***** RECORDS PROVIDED *****

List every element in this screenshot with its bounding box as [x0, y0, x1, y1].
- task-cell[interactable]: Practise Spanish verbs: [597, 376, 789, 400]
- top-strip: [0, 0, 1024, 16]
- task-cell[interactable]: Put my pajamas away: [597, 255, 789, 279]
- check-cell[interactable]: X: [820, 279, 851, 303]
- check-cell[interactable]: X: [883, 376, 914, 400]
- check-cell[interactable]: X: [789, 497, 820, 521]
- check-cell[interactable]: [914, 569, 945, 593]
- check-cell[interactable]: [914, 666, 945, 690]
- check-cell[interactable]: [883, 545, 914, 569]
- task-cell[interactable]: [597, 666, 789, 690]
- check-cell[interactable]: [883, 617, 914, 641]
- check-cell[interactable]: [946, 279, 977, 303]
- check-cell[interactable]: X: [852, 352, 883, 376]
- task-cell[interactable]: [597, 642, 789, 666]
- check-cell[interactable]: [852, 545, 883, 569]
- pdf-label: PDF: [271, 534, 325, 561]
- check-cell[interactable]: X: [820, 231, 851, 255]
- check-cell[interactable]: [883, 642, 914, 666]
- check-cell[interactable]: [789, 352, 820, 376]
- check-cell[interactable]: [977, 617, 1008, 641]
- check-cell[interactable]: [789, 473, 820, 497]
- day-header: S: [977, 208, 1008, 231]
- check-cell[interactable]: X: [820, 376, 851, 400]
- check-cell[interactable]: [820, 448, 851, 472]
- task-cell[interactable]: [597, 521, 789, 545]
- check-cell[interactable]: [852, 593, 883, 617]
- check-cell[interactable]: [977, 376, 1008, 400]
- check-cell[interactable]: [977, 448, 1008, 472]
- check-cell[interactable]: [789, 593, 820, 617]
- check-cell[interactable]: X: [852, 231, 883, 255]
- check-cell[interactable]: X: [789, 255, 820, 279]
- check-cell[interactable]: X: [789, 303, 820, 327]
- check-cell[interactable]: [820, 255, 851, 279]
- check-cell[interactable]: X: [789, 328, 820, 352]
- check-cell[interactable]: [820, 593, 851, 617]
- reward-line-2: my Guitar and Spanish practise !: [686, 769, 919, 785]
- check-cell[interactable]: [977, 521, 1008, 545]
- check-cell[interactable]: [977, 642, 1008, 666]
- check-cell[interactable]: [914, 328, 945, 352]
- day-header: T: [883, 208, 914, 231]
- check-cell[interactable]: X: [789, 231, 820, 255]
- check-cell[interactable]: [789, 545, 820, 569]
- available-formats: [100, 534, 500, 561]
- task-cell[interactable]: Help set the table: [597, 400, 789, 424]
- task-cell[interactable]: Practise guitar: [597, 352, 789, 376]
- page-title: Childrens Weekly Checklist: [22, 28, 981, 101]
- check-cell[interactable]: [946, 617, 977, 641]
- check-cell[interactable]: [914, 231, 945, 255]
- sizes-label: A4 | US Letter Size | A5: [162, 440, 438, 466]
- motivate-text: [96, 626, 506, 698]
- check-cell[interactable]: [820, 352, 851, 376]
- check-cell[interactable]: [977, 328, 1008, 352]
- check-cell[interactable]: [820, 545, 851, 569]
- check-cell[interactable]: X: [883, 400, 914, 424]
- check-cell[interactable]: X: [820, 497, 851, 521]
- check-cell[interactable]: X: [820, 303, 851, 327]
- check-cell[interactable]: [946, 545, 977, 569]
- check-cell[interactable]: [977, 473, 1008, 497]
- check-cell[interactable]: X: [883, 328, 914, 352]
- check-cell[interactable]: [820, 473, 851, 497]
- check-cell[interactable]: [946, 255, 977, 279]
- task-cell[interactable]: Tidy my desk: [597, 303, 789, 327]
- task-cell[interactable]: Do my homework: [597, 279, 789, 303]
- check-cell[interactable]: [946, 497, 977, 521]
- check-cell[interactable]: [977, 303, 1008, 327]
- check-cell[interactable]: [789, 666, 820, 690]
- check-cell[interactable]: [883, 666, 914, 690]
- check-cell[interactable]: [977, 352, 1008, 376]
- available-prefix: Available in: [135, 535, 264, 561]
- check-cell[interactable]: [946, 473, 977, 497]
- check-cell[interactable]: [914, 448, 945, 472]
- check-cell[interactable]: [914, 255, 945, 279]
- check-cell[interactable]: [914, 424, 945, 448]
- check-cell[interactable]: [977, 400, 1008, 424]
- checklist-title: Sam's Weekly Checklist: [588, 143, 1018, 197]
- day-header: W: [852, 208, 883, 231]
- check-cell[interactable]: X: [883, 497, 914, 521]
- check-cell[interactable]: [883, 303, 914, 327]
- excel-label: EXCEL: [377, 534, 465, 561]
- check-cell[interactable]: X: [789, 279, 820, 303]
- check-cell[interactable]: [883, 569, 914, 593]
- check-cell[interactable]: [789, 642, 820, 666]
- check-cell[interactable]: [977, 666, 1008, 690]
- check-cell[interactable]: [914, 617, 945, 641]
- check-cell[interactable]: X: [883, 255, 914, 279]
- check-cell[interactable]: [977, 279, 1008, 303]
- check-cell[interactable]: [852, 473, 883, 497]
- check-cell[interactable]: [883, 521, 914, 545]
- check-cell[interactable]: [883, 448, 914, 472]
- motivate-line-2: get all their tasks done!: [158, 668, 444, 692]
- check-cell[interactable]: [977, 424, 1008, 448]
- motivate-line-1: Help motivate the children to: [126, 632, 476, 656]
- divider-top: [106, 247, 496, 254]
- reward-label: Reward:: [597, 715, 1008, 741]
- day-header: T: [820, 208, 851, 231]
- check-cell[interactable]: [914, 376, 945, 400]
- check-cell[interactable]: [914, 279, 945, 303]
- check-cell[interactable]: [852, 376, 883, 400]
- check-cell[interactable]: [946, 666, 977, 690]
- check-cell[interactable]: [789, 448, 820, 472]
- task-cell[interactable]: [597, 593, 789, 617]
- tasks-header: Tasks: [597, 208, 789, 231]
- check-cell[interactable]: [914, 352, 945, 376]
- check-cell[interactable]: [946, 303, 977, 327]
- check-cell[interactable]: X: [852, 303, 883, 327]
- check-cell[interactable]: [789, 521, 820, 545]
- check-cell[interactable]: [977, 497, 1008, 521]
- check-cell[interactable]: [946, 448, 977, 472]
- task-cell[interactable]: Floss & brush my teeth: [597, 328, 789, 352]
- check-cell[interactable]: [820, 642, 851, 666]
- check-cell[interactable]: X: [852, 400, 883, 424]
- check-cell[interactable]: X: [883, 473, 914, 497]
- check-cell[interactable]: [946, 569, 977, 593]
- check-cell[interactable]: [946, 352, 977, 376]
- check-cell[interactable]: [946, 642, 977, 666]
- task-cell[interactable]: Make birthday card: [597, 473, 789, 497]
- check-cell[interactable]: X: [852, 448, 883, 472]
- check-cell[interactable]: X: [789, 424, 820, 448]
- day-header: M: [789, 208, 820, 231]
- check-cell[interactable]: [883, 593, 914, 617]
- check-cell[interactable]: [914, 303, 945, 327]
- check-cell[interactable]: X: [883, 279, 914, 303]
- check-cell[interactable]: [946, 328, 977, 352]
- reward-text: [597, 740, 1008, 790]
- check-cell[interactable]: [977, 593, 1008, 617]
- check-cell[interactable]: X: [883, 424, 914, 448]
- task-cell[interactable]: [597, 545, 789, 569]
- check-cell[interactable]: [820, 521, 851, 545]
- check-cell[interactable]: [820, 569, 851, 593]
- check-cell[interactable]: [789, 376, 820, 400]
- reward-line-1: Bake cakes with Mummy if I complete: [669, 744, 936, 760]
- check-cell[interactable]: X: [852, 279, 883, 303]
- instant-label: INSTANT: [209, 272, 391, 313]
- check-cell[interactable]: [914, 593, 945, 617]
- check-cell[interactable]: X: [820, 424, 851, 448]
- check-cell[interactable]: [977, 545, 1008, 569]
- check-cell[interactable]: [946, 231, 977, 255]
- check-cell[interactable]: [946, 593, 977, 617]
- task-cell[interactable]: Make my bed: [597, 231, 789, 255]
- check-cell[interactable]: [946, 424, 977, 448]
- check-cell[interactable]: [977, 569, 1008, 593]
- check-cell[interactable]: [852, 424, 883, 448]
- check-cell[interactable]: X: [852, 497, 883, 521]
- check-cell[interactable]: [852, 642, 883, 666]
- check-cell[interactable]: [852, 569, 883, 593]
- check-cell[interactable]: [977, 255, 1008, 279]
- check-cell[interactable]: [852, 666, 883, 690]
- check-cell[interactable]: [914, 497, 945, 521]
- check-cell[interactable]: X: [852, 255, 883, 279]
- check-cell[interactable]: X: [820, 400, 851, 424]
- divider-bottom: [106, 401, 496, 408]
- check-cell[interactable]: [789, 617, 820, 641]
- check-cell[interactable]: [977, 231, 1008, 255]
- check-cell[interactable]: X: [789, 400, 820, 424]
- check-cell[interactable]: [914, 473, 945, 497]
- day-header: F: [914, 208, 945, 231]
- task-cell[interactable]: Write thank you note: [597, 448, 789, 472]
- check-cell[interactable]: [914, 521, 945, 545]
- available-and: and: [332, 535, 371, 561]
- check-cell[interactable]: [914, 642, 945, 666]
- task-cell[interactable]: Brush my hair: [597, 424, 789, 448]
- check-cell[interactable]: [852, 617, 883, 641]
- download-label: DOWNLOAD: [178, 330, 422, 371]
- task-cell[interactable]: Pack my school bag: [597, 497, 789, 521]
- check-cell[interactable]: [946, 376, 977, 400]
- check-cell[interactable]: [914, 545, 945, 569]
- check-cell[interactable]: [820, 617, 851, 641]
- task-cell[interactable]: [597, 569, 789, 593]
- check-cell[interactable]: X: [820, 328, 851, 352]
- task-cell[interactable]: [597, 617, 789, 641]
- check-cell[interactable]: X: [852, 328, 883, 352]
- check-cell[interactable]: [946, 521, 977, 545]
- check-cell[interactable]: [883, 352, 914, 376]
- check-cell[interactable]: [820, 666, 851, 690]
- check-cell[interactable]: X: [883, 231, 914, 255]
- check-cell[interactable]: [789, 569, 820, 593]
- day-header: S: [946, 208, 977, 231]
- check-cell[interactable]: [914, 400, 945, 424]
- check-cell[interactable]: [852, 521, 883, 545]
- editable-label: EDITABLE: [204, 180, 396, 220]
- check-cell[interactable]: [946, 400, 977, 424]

*****

■ SET EXERCISE: Print everything in the records, from the start down to the line containing "- check-cell[interactable]: [914, 569, 945, 593]", exactly as it appears, including both of those lines.

■ OUTPUT:
List every element in this screenshot with its bounding box as [x0, y0, x1, y1].
- task-cell[interactable]: Practise Spanish verbs: [597, 376, 789, 400]
- top-strip: [0, 0, 1024, 16]
- task-cell[interactable]: Put my pajamas away: [597, 255, 789, 279]
- check-cell[interactable]: X: [820, 279, 851, 303]
- check-cell[interactable]: X: [883, 376, 914, 400]
- check-cell[interactable]: X: [789, 497, 820, 521]
- check-cell[interactable]: [914, 569, 945, 593]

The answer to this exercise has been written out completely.